## TAREFA PROPOSTA A
Transcreva na íntegra, sem alterações, o trecho sobre a premiação de "Faroeste Caboclo".

Entre os indicados, “Faroeste Caboclo”, que traduz em história contemporânea a famosa música do Legião Urbana, protagonizada por Ísis Valverde Fabrício Boliveira, foi o grande vencedor da noite, abocanhando prêmios de ‘Melhor Roteiro Adaptado’, ‘Melhor Montagem de Ficção’, ”Melhor Som’, ‘Melhor Fotografia’  e ‘Melhor Trilha Sonora Original’. A produção conseguiu levar para casa sete das 13 categorias às quais estava indicada, incluindo ‘Melhor Longa-Metragem de Ficção’ e ‘Melhor Ator’ para Fabrício. Este, por sinal, é só sorrisos ao final do evento: “Esse prêmio significa muito para mim, ainda mais considerando os outros concorrentes maravilhosos da categoria” disse o cara, que ganhou de nomes como Irandhir Santos, Jesuíta Barbosa e Wagner Moura. “O filme é ótimo e eu fiquei muito feliz com o resultado final. Sempre gostei de Legião [Urbana] e agora virei um amigo da família do Renato Russo“.

## DADOS FORNECIDOS

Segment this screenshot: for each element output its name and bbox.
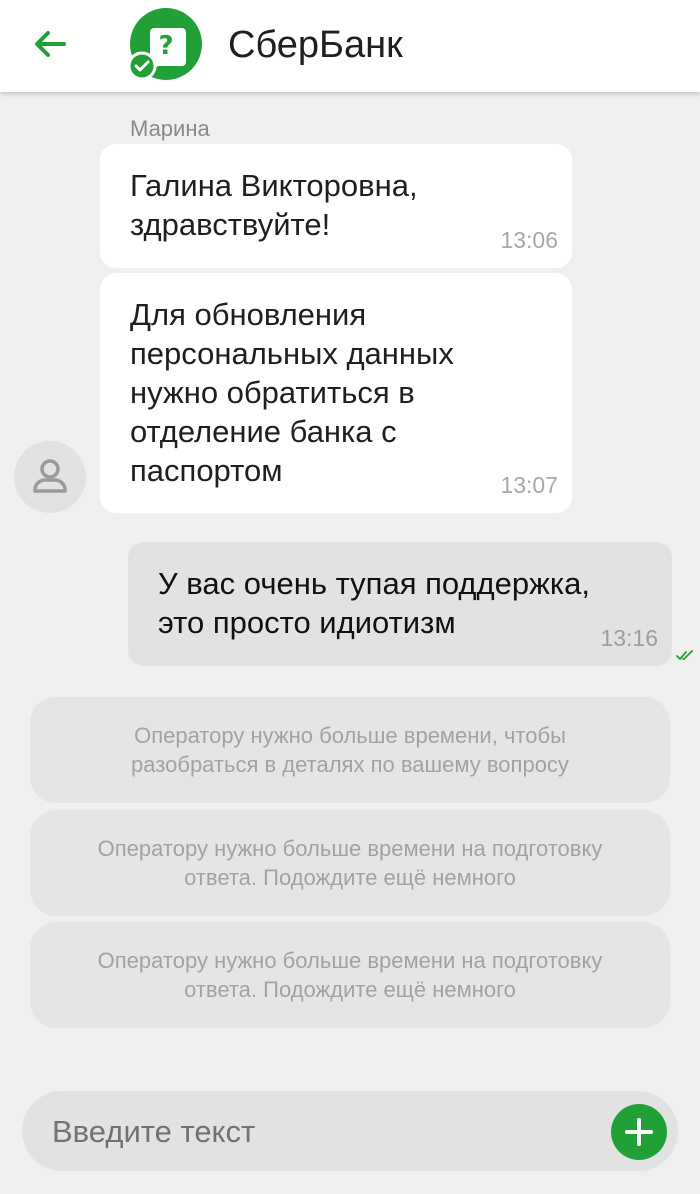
system-notice: Оператору нужно больше времени на подгот…: [30, 922, 670, 1028]
chat-title: СберБанк: [228, 24, 403, 66]
svg-text:?: ?: [158, 31, 173, 61]
user-icon: [33, 459, 67, 493]
sender-name: Марина: [130, 116, 210, 141]
message-time: 13:16: [600, 625, 658, 651]
app-header: ? СберБанк: [0, 0, 700, 92]
system-notice: Оператору нужно больше времени на подгот…: [30, 810, 670, 916]
message-text: Галина Викторовна, здравствуйте!: [130, 168, 418, 242]
sber-support-logo-icon: ?: [127, 6, 204, 82]
message-time: 13:06: [500, 227, 558, 253]
back-button[interactable]: [28, 22, 72, 66]
message-text: У вас очень тупая поддержка, это просто …: [158, 566, 590, 640]
message-composer: [22, 1091, 678, 1173]
outgoing-message-bubble: У вас очень тупая поддержка, это просто …: [128, 542, 672, 666]
add-attachment-button[interactable]: [611, 1104, 667, 1160]
arrow-left-icon: [35, 31, 66, 57]
incoming-message-bubble: Галина Викторовна, здравствуйте! 13:06: [100, 144, 572, 268]
plus-icon: [625, 1118, 653, 1146]
message-text: Для обновления персональных данных нужно…: [130, 297, 454, 488]
incoming-message-bubble: Для обновления персональных данных нужно…: [100, 273, 572, 513]
system-notice: Оператору нужно больше времени, чтобы ра…: [30, 697, 670, 803]
double-check-icon: [676, 648, 694, 662]
operator-avatar[interactable]: [14, 441, 86, 513]
message-input[interactable]: [50, 1091, 594, 1173]
message-time: 13:07: [500, 472, 558, 498]
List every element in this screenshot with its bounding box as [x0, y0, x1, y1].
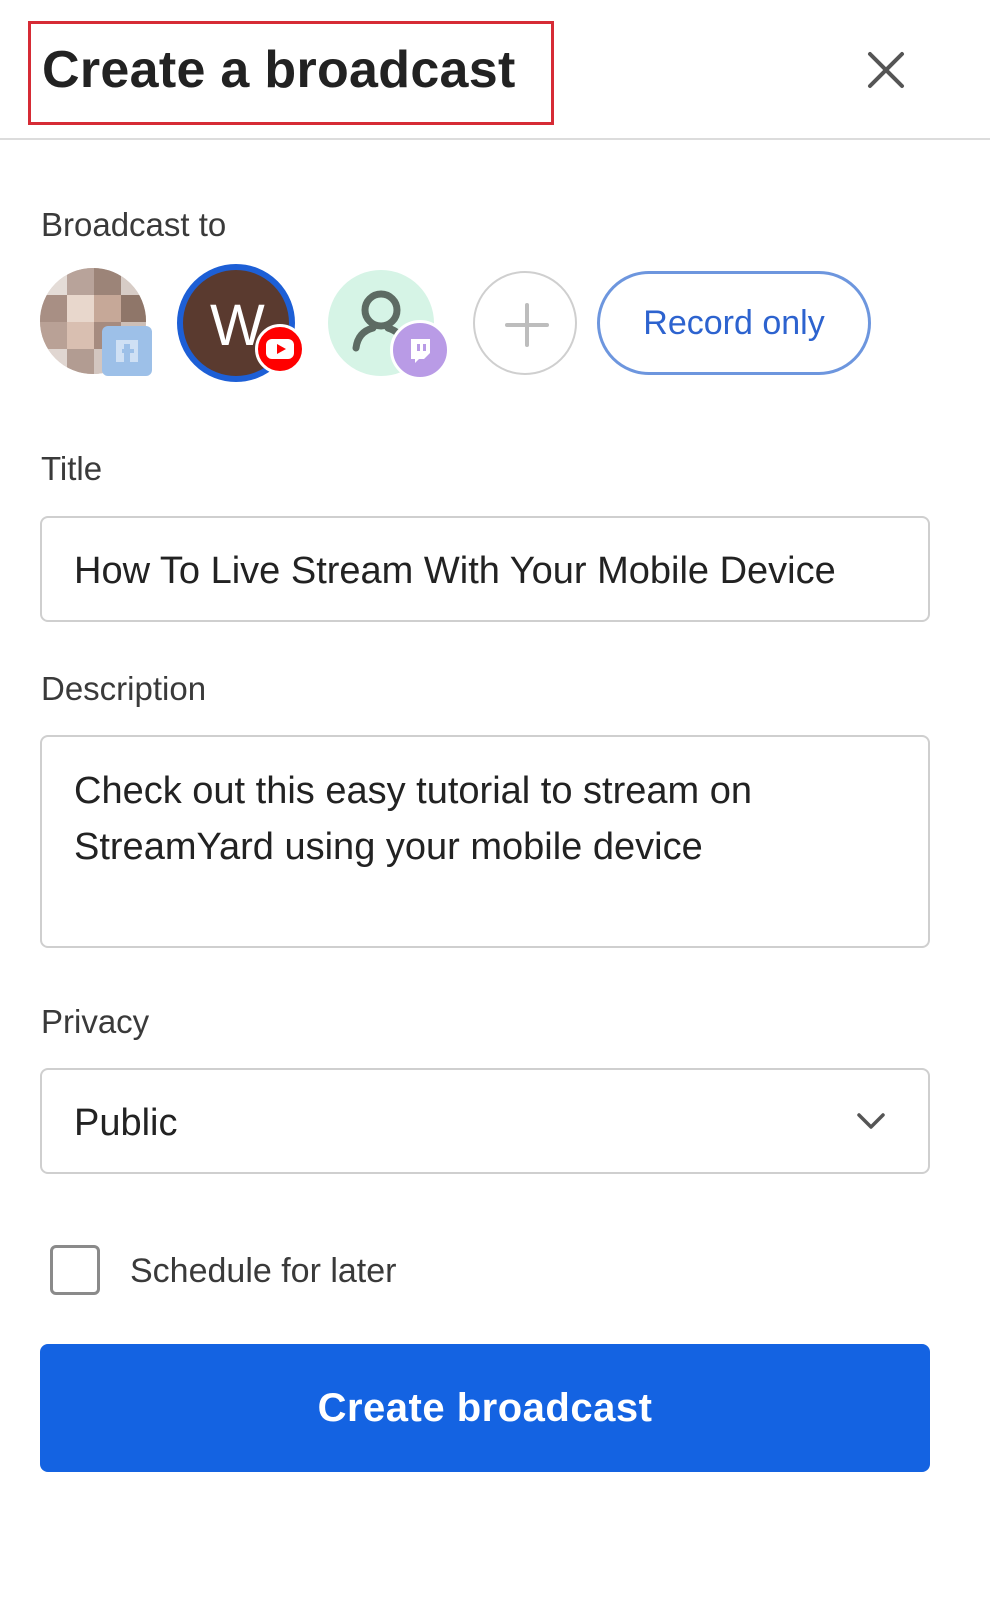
dialog-header: Create a broadcast — [0, 0, 990, 140]
title-label: Title — [41, 450, 103, 487]
privacy-label: Privacy — [41, 1003, 150, 1040]
plus-icon — [505, 303, 549, 347]
destination-youtube[interactable]: W — [177, 264, 305, 382]
close-icon[interactable] — [866, 50, 906, 90]
schedule-checkbox[interactable] — [50, 1245, 100, 1295]
twitch-icon — [390, 320, 450, 380]
schedule-label[interactable]: Schedule for later — [130, 1252, 397, 1291]
privacy-selected-value: Public — [74, 1102, 178, 1144]
privacy-select[interactable]: Public — [40, 1068, 930, 1174]
description-value: Check out this easy tutorial to stream o… — [74, 770, 752, 868]
dialog-title: Create a broadcast — [42, 41, 516, 99]
description-label: Description — [41, 670, 207, 707]
destination-facebook[interactable] — [40, 268, 158, 386]
add-destination-button[interactable] — [473, 271, 577, 375]
youtube-icon — [255, 324, 305, 374]
record-only-button[interactable]: Record only — [597, 271, 871, 375]
title-input-value: How To Live Stream With Your Mobile Devi… — [74, 550, 836, 592]
description-textarea[interactable]: Check out this easy tutorial to stream o… — [40, 735, 930, 948]
title-input[interactable]: How To Live Stream With Your Mobile Devi… — [40, 516, 930, 622]
destination-twitch[interactable] — [328, 270, 450, 388]
create-broadcast-button[interactable]: Create broadcast — [40, 1344, 930, 1472]
facebook-icon — [102, 326, 152, 376]
broadcast-to-label: Broadcast to — [41, 206, 227, 243]
chevron-down-icon — [857, 1113, 885, 1129]
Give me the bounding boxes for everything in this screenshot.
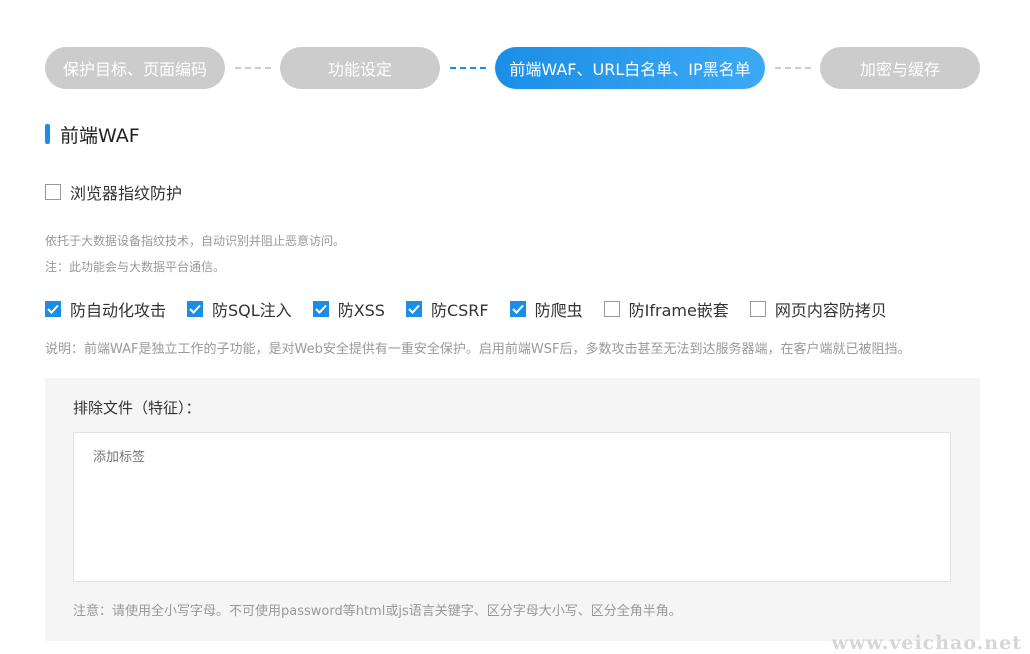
tags-input-box[interactable] (73, 432, 951, 582)
option-label: 防SQL注入 (212, 301, 292, 320)
option-anti-xss[interactable]: 防XSS (312, 297, 385, 321)
option-label: 防自动化攻击 (70, 301, 167, 320)
option-label: 防爬虫 (534, 301, 583, 320)
checkbox-checked-icon[interactable] (312, 301, 329, 317)
section-accent-bar (45, 124, 50, 144)
exclude-files-note: 注意：请使用全小写字母。不可使用password等html或js语言关键字、区分… (73, 604, 682, 619)
fingerprint-desc-line2: 注：此功能会与大数据平台通信。 (45, 260, 226, 274)
checkbox-checked-icon[interactable] (187, 301, 204, 317)
option-anti-iframe[interactable]: 防Iframe嵌套 (603, 297, 729, 321)
checkbox-unchecked[interactable] (603, 301, 620, 317)
step-protect-target[interactable]: 保护目标、页面编码 (45, 47, 225, 89)
option-anti-copy[interactable]: 网页内容防拷贝 (749, 297, 887, 321)
option-anti-automation[interactable]: 防自动化攻击 (45, 297, 166, 321)
option-anti-csrf[interactable]: 防CSRF (405, 297, 489, 321)
step-function-settings[interactable]: 功能设定 (280, 47, 440, 89)
step-frontend-waf[interactable]: 前端WAF、URL白名单、IP黑名单 (495, 47, 765, 89)
fingerprint-desc-line1: 依托于大数据设备指纹技术，自动识别并阻止恶意访问。 (45, 234, 346, 248)
option-label: 网页内容防拷贝 (774, 301, 887, 320)
exclude-files-panel: 排除文件（特征）： 注意：请使用全小写字母。不可使用password等html或… (45, 378, 980, 641)
step-connector (450, 67, 486, 69)
step-encrypt-cache[interactable]: 加密与缓存 (820, 47, 980, 89)
section-header: 前端WAF (45, 122, 140, 147)
checkbox-unchecked[interactable] (749, 301, 766, 317)
fingerprint-label: 浏览器指纹防护 (70, 184, 183, 203)
checkbox-checked-icon[interactable] (405, 301, 422, 317)
option-label: 防Iframe嵌套 (628, 301, 729, 320)
checkbox-checked-icon[interactable] (45, 301, 61, 317)
step-connector (235, 67, 271, 69)
option-label: 防CSRF (430, 301, 489, 320)
waf-description: 说明：前端WAF是独立工作的子功能，是对Web安全提供有一重安全保护。启用前端W… (45, 342, 911, 357)
watermark: www.veichao.net (831, 632, 1022, 654)
section-title: 前端WAF (60, 124, 140, 147)
step-connector (775, 67, 811, 69)
fingerprint-checkbox[interactable] (45, 184, 61, 200)
exclude-files-label: 排除文件（特征）： (73, 399, 201, 417)
waf-options: 防自动化攻击 防SQL注入 防XSS 防CSRF 防爬虫 防Iframe嵌套 网… (45, 297, 908, 321)
option-anti-sql-injection[interactable]: 防SQL注入 (187, 297, 292, 321)
checkbox-checked-icon[interactable] (509, 301, 526, 317)
wizard-steps: 保护目标、页面编码 功能设定 前端WAF、URL白名单、IP黑名单 加密与缓存 (45, 47, 980, 89)
option-label: 防XSS (337, 301, 385, 320)
add-tag-input[interactable] (93, 450, 393, 465)
option-anti-crawler[interactable]: 防爬虫 (509, 297, 583, 321)
fingerprint-option[interactable]: 浏览器指纹防护 (45, 180, 182, 204)
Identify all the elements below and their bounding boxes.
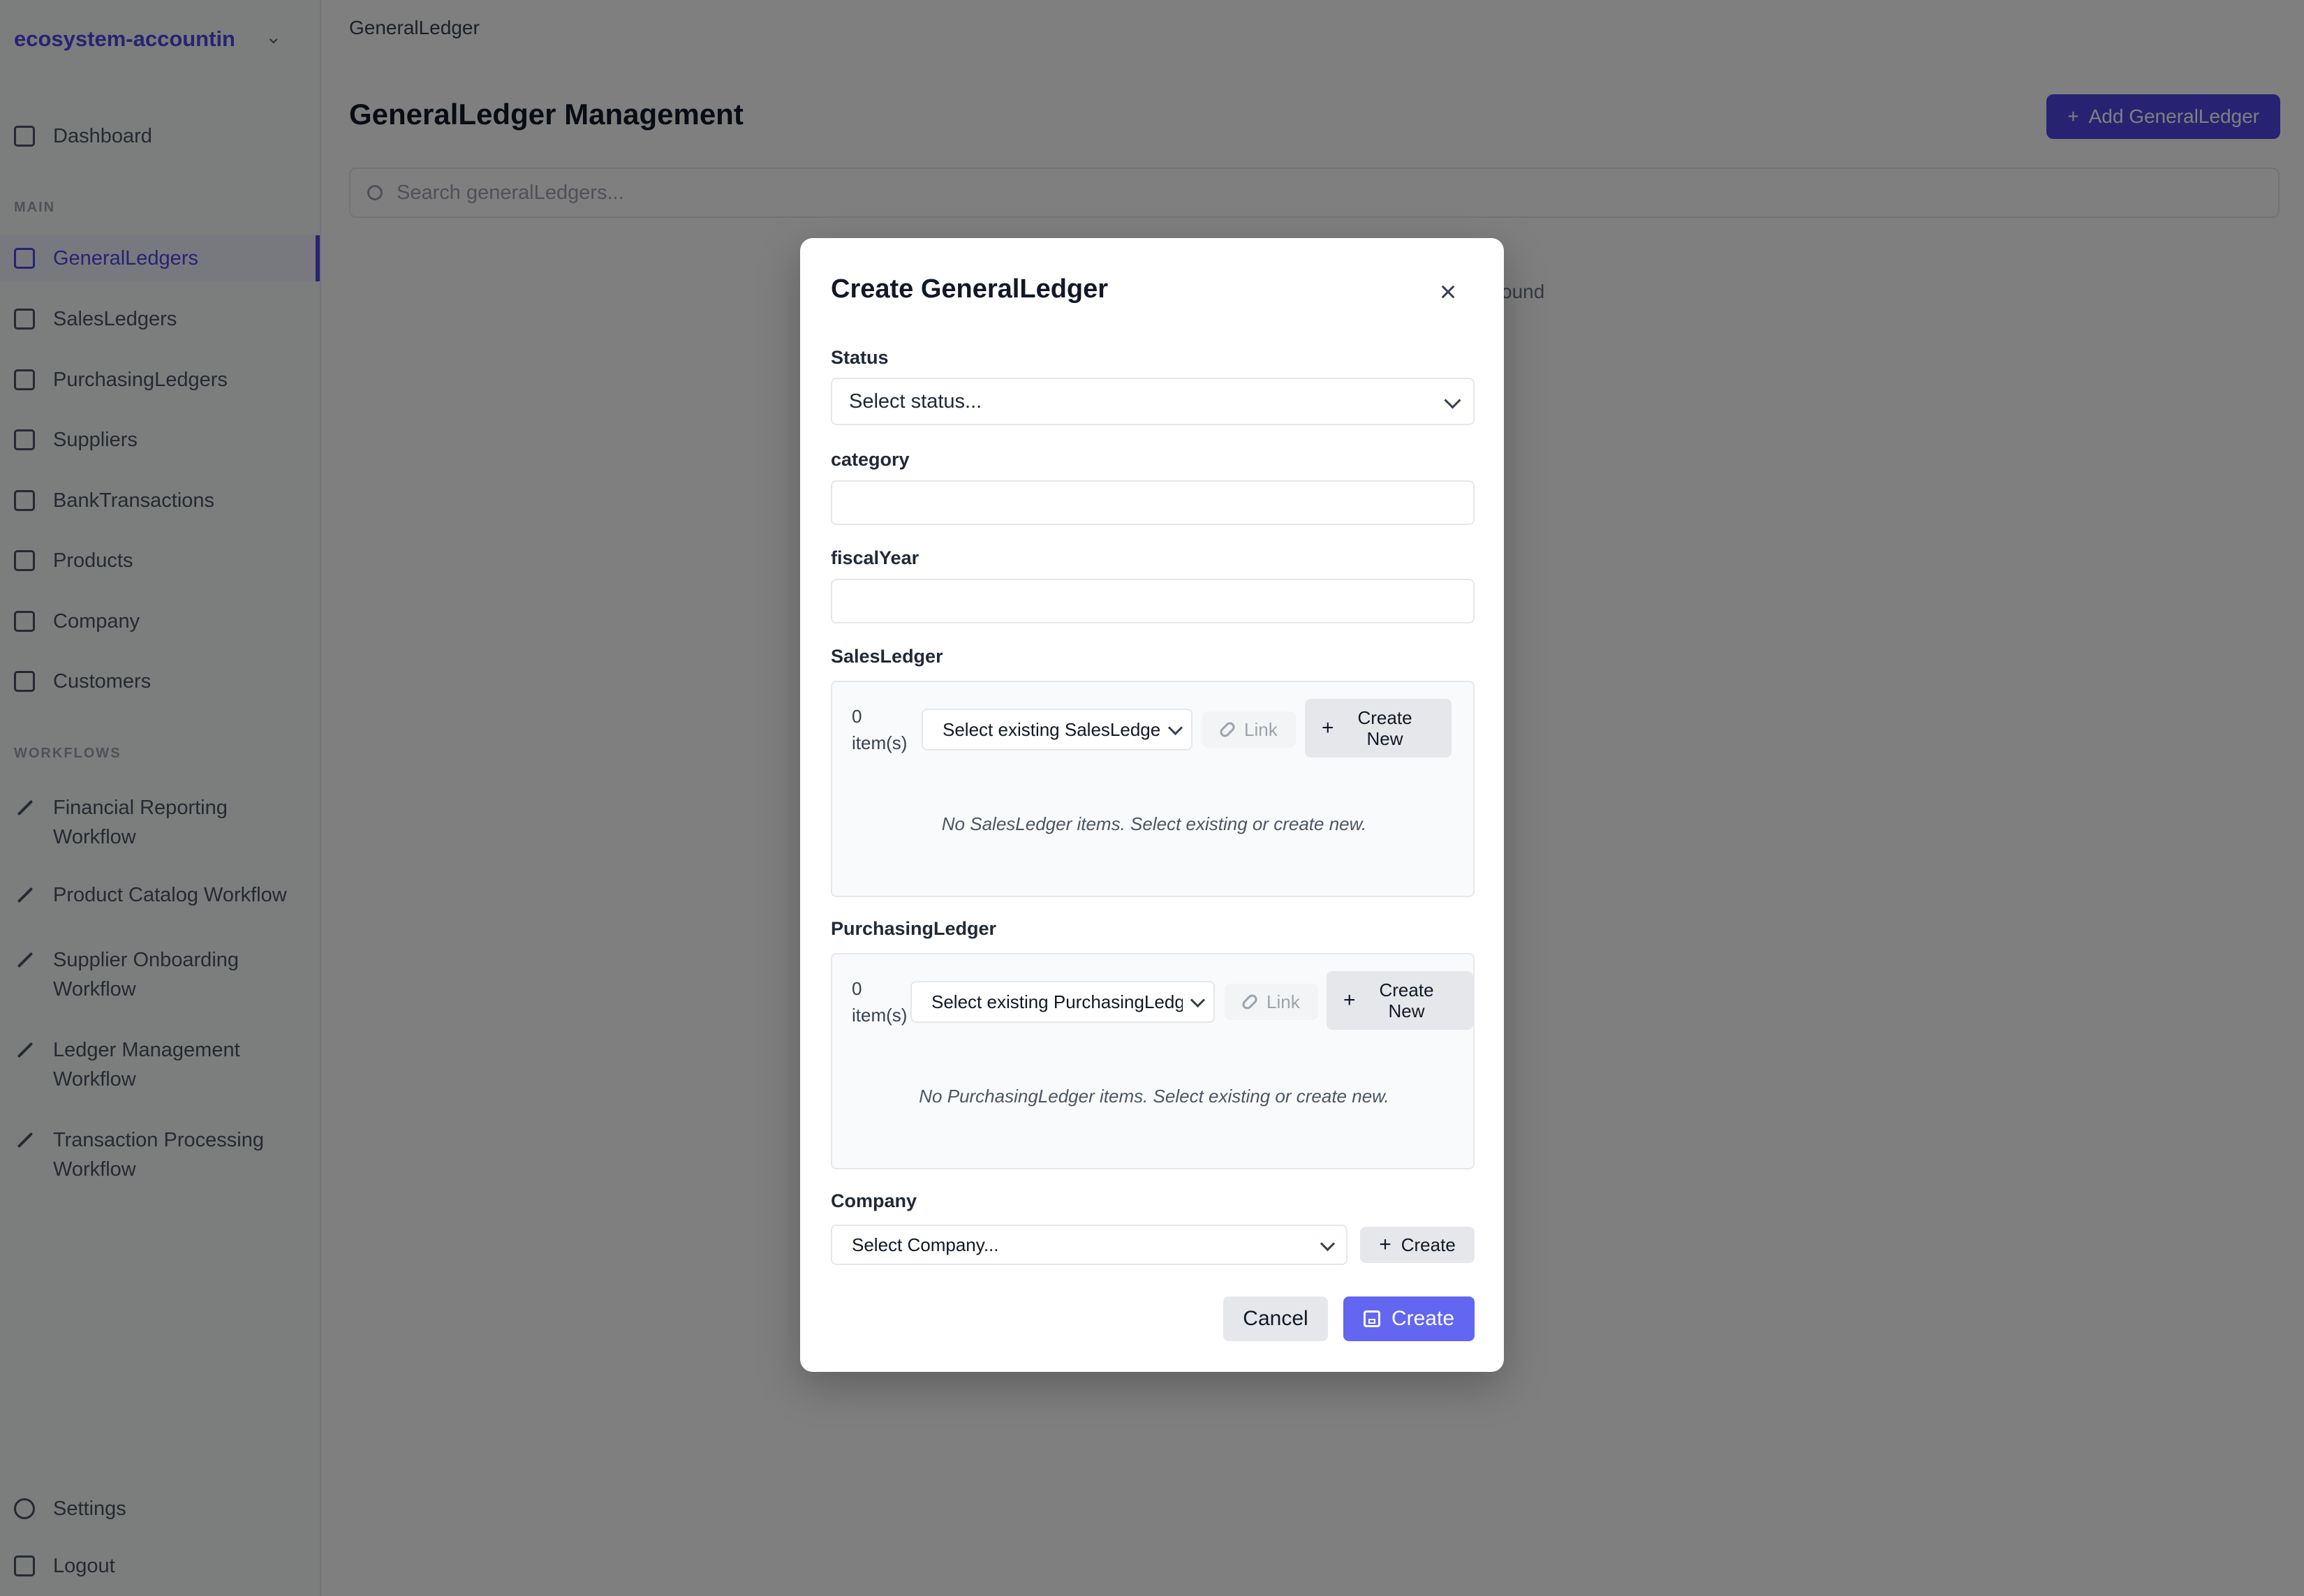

## TAREFA PROPOSTA B
Nas entradas, expresse como uma lista JSON de strings a parte que começa na linha que contém "tags-input-box[interactable] (73, 432, 951, 582)" e termina na linha que contém "604, 682, 619)", com ambas incluídas. Cada linha deve virar uma string, e as linhas em branco devem ficar de fora.

## RESPOSTA DO EXERCÍCIO A
Entre os indicados, “Faroeste Caboclo”, que traduz em história contemporânea a famosa música do Legião Urbana, protagonizada por Ísis Valverde Fabrício Boliveira, foi o grande vencedor da noite, abocanhando prêmios de ‘Melhor Roteiro Adaptado’, ‘Melhor Montagem de Ficção’, ”Melhor Som’, ‘Melhor Fotografia’  e ‘Melhor Trilha Sonora Original’. A produção conseguiu levar para casa sete das 13 categorias às quais estava indicada, incluindo ‘Melhor Longa-Metragem de Ficção’ e ‘Melhor Ator’ para Fabrício. Este, por sinal, é só sorrisos ao final do evento: “Esse prêmio significa muito para mim, ainda mais considerando os outros concorrentes maravilhosos da categoria” disse o cara, que ganhou de nomes como Irandhir Santos, Jesuíta Barbosa e Wagner Moura. “O filme é ótimo e eu fiquei muito feliz com o resultado final. Sempre gostei de Legião [Urbana] e agora virei um amigo da família do Renato Russo“.

## RESPOSTA DO EXERCÍCIO B
[
  "tags-input-box[interactable] (73, 432, 951, 582)",
  "option-label: 防SQL注入 (212, 301, 292, 320)",
  "option-anti-xss[interactable]: 防XSS (312, 297, 385, 321)",
  "option-label: 防自动化攻击 (70, 301, 167, 320)",
  "option-label: 防爬虫 (534, 301, 583, 320)",
  "checkbox-checked-icon[interactable] (312, 301, 329, 317)",
  "section-accent-bar (45, 124, 50, 144)",
  "exclude-files-note: 注意：请使用全小写字母。不可使用password等html或js语言关键字、区分… (73, 604, 682, 619)"
]